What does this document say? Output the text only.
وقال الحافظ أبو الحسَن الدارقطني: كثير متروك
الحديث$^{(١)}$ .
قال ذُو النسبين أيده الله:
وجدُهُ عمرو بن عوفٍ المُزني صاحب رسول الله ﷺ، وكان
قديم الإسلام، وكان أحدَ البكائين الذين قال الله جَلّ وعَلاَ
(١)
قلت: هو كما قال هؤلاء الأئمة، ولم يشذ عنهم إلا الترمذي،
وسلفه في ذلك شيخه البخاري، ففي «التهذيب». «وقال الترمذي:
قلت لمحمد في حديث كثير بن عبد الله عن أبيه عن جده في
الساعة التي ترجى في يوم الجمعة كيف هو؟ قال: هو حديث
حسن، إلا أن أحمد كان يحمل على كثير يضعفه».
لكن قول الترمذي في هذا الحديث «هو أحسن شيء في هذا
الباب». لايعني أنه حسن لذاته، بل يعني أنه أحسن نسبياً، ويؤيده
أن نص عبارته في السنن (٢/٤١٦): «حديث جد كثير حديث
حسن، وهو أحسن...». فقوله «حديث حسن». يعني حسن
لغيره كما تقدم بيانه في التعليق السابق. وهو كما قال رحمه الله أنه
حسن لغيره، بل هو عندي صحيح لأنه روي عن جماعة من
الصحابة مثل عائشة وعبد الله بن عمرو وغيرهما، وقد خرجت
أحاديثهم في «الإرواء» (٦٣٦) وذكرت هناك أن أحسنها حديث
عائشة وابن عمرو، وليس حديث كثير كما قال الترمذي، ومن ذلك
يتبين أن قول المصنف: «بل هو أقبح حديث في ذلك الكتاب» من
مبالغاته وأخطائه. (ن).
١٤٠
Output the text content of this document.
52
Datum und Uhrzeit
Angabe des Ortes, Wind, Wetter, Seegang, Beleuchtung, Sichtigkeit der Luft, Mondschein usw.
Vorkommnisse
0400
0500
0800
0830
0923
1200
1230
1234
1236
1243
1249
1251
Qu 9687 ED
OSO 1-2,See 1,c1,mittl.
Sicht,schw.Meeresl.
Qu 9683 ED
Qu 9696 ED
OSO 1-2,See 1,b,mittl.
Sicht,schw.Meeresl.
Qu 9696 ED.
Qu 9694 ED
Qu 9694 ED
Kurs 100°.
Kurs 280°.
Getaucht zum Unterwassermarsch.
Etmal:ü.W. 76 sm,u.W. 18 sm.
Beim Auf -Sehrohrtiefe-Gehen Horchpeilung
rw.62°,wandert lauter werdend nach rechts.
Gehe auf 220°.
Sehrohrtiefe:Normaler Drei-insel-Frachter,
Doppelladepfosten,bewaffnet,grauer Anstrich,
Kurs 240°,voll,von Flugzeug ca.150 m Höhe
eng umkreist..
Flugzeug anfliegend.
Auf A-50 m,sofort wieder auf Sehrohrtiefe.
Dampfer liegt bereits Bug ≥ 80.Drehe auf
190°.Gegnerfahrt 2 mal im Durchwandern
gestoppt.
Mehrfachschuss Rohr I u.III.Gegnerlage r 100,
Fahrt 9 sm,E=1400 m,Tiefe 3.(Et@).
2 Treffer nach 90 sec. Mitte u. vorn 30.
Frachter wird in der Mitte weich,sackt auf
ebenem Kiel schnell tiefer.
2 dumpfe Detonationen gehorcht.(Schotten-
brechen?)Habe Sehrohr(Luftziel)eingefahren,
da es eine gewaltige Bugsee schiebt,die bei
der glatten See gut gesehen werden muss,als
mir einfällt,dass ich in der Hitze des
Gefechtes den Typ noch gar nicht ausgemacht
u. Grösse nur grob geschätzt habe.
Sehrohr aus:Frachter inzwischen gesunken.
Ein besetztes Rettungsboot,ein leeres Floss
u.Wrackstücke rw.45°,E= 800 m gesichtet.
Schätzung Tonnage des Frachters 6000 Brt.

---*---

YOUR TASK: Copy all lines from the material that contain "Mitte".

COMPLETED TASK:
2 Treffer nach 90 sec. Mitte u. vorn 30.
Frachter wird in der Mitte weich,sackt auf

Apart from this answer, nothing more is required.